* begin *

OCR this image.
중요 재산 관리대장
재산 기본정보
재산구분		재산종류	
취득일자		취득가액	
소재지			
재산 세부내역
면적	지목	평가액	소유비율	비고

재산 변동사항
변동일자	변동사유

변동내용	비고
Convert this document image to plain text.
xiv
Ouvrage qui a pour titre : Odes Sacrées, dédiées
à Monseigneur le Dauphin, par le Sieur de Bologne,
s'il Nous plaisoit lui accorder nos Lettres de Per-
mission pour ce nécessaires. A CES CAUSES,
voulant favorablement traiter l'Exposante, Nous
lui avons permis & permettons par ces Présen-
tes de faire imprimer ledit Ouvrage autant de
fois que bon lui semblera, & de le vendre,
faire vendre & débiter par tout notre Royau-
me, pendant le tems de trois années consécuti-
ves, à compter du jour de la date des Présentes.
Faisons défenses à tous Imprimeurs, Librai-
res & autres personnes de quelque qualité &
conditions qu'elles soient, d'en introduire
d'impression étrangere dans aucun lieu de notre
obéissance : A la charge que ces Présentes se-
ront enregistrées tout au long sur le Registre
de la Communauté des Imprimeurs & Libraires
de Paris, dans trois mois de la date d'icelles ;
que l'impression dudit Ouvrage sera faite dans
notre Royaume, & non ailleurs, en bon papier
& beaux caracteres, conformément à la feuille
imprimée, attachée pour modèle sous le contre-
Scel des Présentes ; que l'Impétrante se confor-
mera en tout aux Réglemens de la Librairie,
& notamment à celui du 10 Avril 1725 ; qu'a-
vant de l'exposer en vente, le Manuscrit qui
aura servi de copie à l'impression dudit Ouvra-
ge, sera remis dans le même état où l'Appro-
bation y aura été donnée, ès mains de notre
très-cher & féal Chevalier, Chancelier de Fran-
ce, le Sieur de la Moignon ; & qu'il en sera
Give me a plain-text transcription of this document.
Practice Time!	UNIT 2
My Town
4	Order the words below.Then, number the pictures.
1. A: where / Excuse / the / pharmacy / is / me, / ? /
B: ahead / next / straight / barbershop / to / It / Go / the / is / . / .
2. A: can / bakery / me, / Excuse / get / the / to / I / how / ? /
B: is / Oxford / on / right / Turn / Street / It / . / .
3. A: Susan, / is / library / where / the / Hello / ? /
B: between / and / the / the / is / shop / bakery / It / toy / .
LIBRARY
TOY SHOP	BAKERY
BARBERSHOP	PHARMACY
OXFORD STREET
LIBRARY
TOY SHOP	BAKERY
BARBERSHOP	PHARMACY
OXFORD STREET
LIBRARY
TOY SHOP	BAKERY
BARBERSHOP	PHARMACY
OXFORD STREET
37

* end *
* begin *

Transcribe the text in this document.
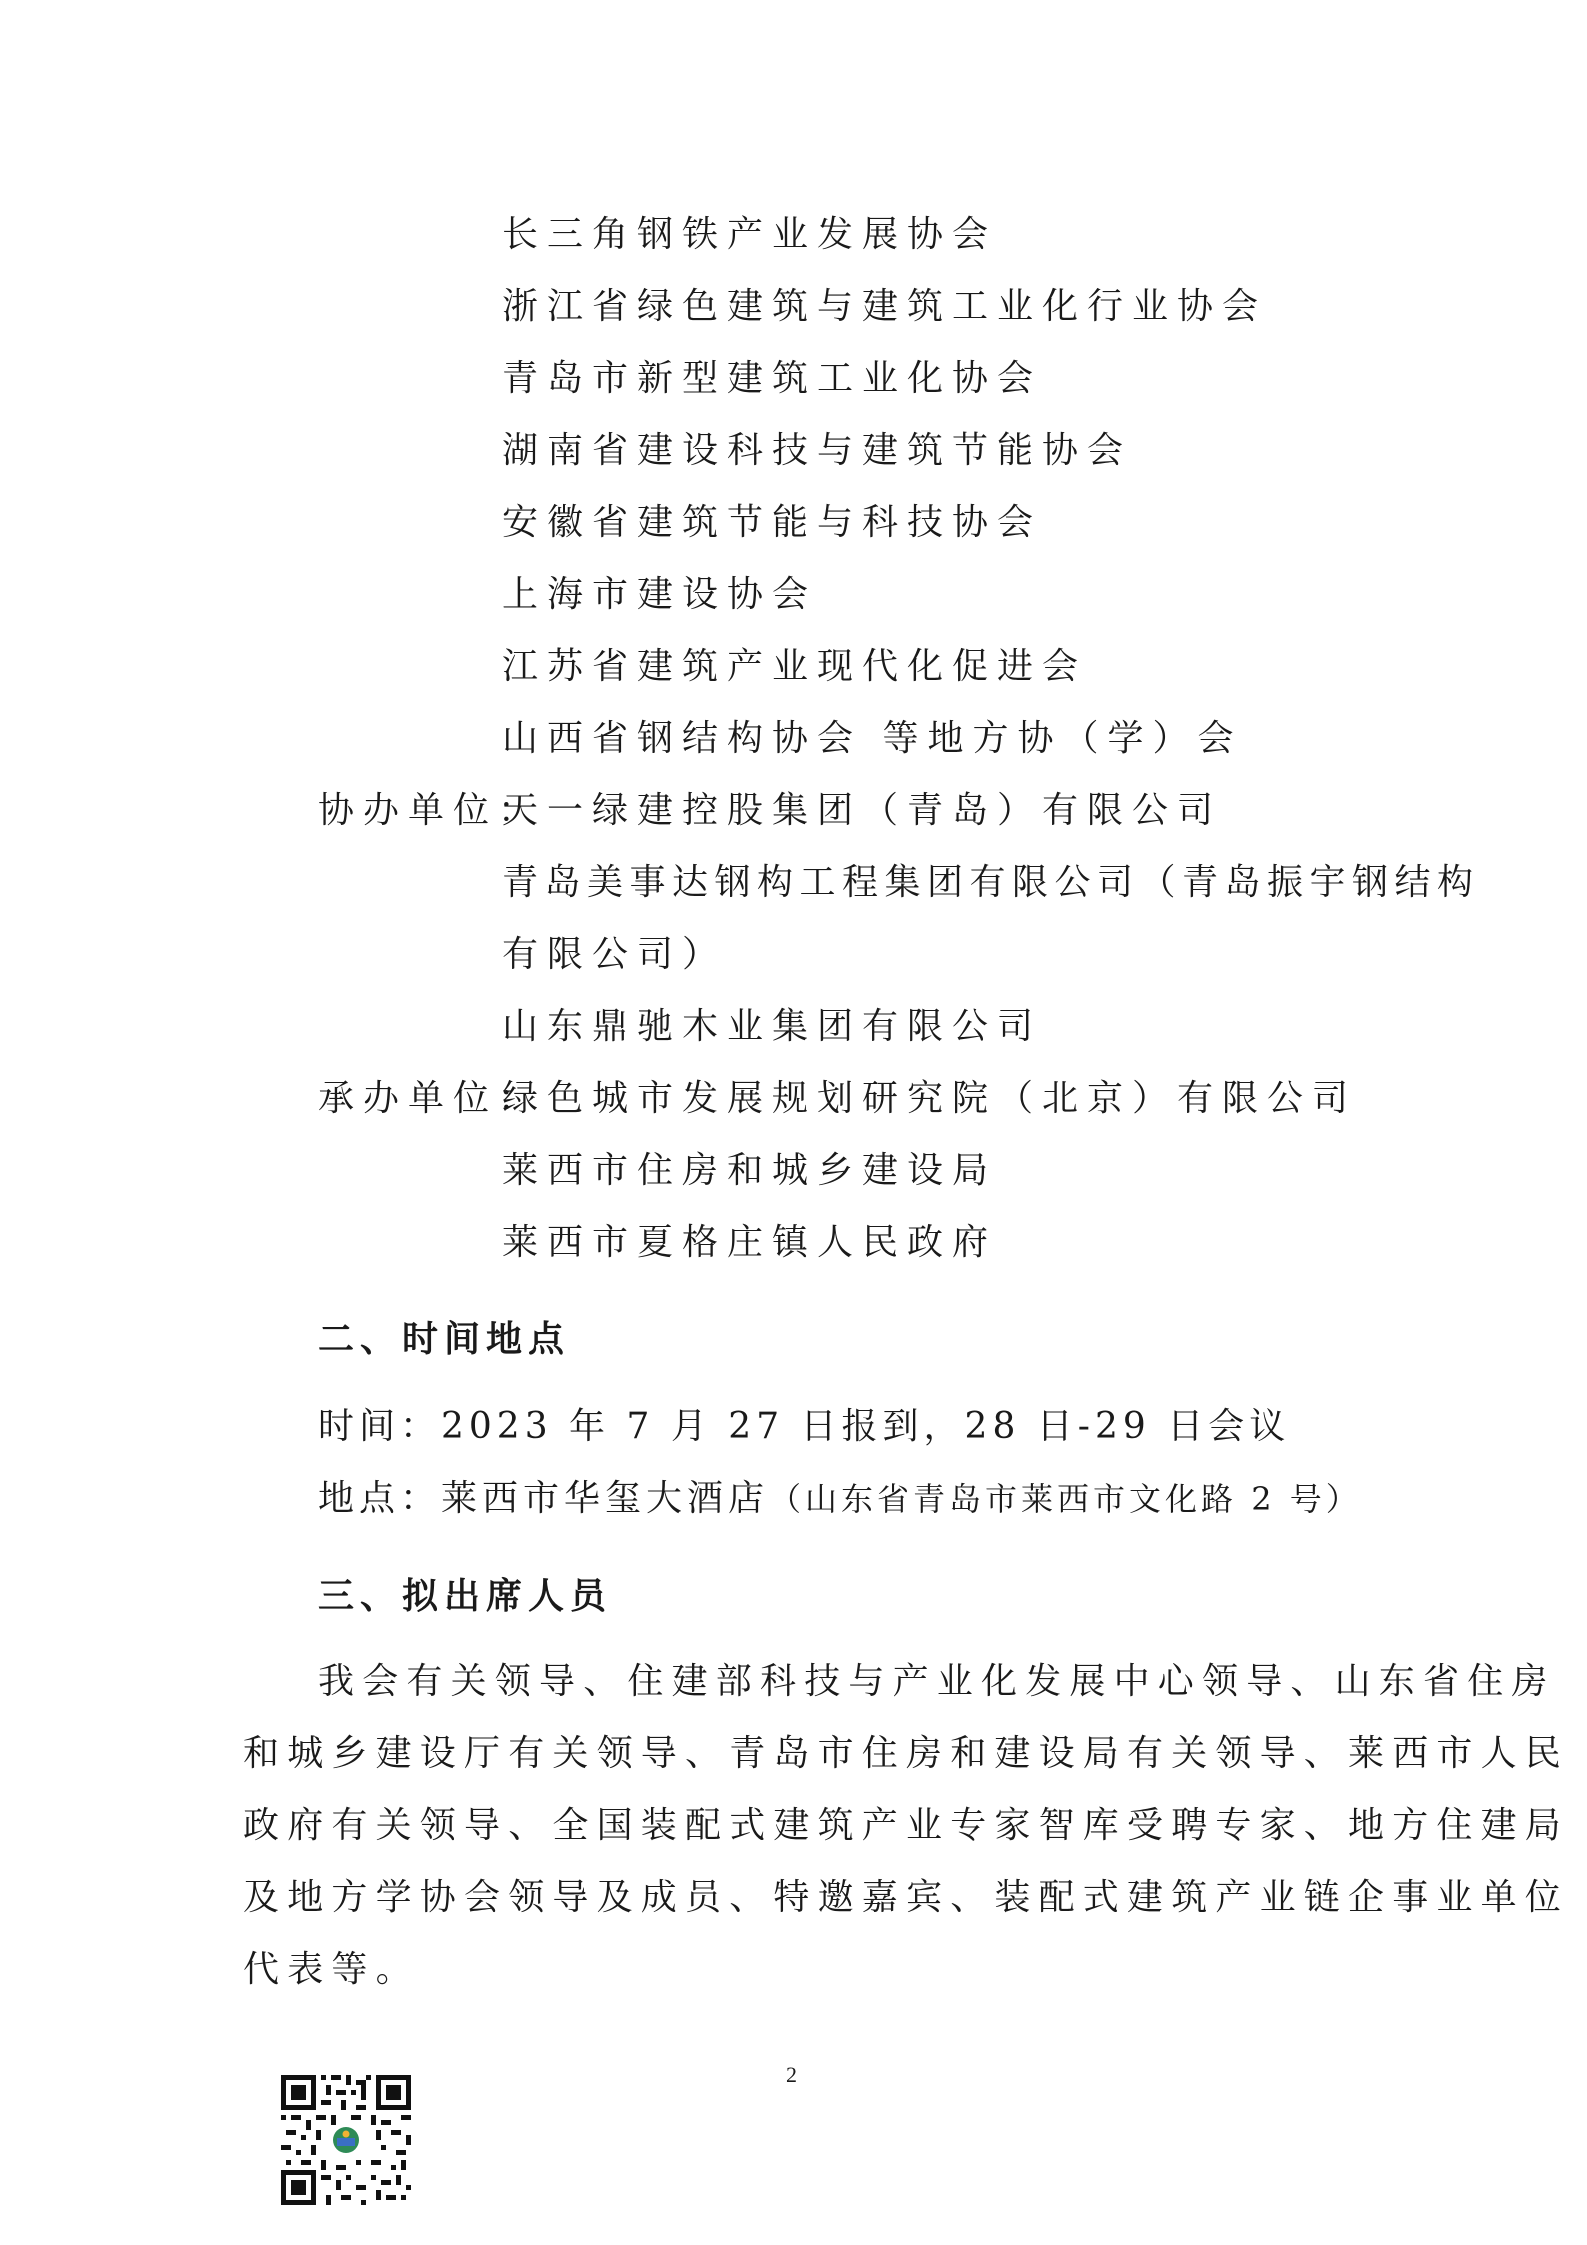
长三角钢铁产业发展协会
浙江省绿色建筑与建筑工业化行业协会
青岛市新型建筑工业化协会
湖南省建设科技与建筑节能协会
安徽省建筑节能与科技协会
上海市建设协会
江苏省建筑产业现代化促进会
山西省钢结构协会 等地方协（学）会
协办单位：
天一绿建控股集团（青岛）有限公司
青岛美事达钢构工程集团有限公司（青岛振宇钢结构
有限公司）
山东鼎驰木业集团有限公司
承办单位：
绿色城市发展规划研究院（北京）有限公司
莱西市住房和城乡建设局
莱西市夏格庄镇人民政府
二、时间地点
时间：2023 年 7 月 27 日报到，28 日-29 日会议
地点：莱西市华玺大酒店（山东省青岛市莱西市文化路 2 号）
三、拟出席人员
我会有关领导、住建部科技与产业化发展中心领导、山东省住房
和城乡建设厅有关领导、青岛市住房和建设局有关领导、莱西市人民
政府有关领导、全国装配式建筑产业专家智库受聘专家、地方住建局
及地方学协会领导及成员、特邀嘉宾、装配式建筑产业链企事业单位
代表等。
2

* end *
* begin *

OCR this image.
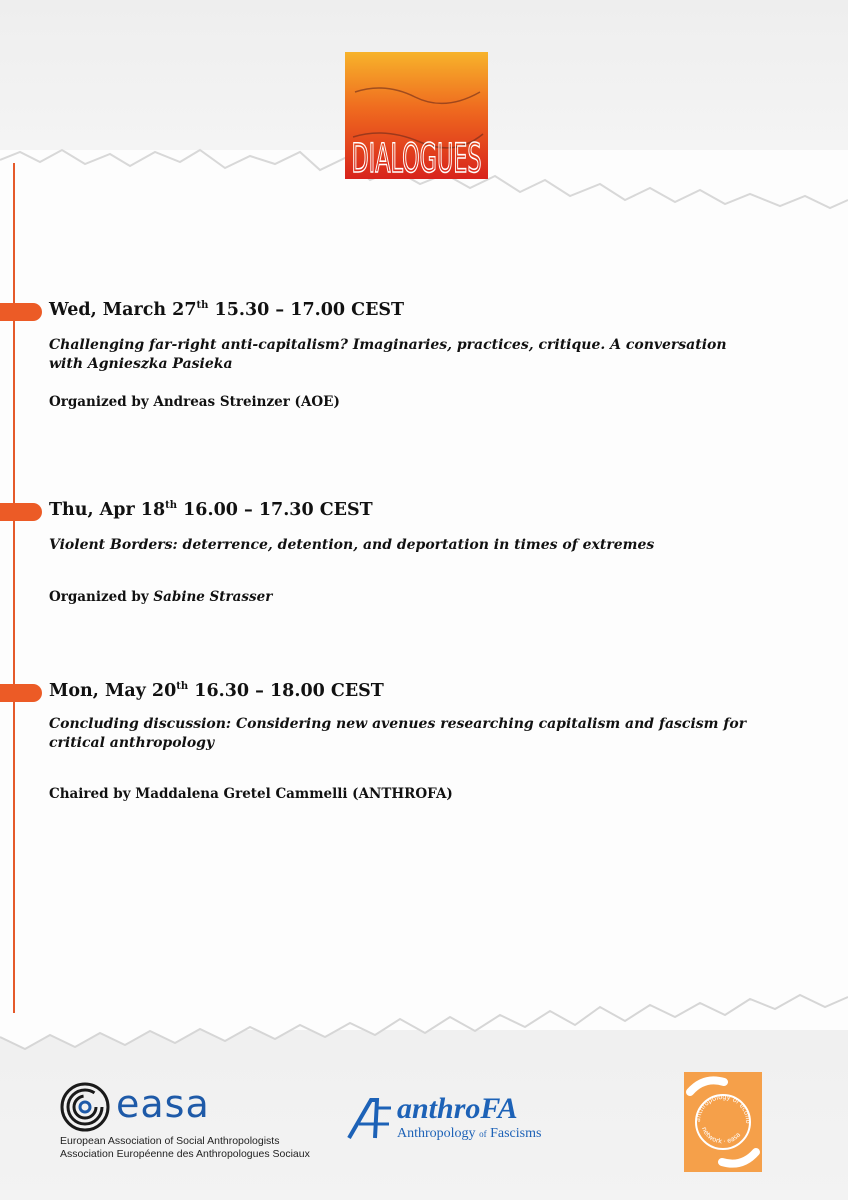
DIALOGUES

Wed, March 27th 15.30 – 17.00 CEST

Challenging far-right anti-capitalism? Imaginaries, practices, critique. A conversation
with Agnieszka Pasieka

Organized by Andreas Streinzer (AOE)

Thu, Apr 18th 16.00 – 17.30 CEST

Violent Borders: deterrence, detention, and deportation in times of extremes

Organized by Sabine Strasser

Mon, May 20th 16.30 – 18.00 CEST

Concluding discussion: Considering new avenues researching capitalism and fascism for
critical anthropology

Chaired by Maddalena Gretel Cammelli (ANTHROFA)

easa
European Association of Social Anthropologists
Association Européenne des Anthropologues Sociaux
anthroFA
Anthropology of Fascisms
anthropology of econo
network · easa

* end *

* **What needs to be done**: Work out how many lines of the material above contain the word "plain", then give only that figure.

* **Expected answer**: 2